Material for the task:
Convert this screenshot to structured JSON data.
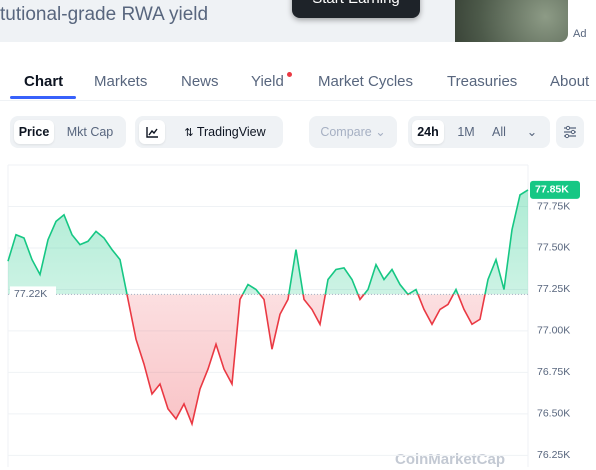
{
  "banner": {
    "text": "tutional-grade RWA yield",
    "button": "Start Earning",
    "ad": "Ad"
  },
  "tabs": [
    "Chart",
    "Markets",
    "News",
    "Yield",
    "Market Cycles",
    "Treasuries",
    "About"
  ],
  "controls": {
    "metric": [
      "Price",
      "Mkt Cap"
    ],
    "tradingview": "TradingView",
    "compare": "Compare",
    "ranges": [
      "24h",
      "1M",
      "All"
    ]
  },
  "chart_data": {
    "type": "line",
    "watermark": "CoinMarketCap",
    "values": [
      77420,
      77580,
      77560,
      77430,
      77340,
      77550,
      77660,
      77700,
      77580,
      77520,
      77540,
      77600,
      77560,
      77490,
      77430,
      77190,
      76950,
      76800,
      76620,
      76680,
      76530,
      76470,
      76560,
      76440,
      76650,
      76770,
      76920,
      76770,
      76680,
      77190,
      77280,
      77250,
      77190,
      76890,
      77100,
      77190,
      77490,
      77190,
      77130,
      77040,
      77310,
      77370,
      77380,
      77310,
      77190,
      77250,
      77400,
      77310,
      77370,
      77280,
      77220,
      77250,
      77130,
      77040,
      77130,
      77160,
      77250,
      77130,
      77040,
      77070,
      77310,
      77430,
      77250,
      77610,
      77820,
      77850
    ],
    "baseline": {
      "value": 77220,
      "label": "77.22K"
    },
    "price_tag": {
      "value": 77850,
      "label": "77.85K"
    },
    "up_color": "#16c784",
    "down_color": "#ea3943",
    "ylim": [
      76180,
      78000
    ],
    "yticks": [
      {
        "value": 76250,
        "label": "76.25K"
      },
      {
        "value": 76500,
        "label": "76.50K"
      },
      {
        "value": 76750,
        "label": "76.75K"
      },
      {
        "value": 77000,
        "label": "77.00K"
      },
      {
        "value": 77250,
        "label": "77.25K"
      },
      {
        "value": 77500,
        "label": "77.50K"
      },
      {
        "value": 77750,
        "label": "77.75K"
      }
    ],
    "grid": true
  }
}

Exercise directions: From the material above, count the lines that include "label" and give only the total.

The completed task: 9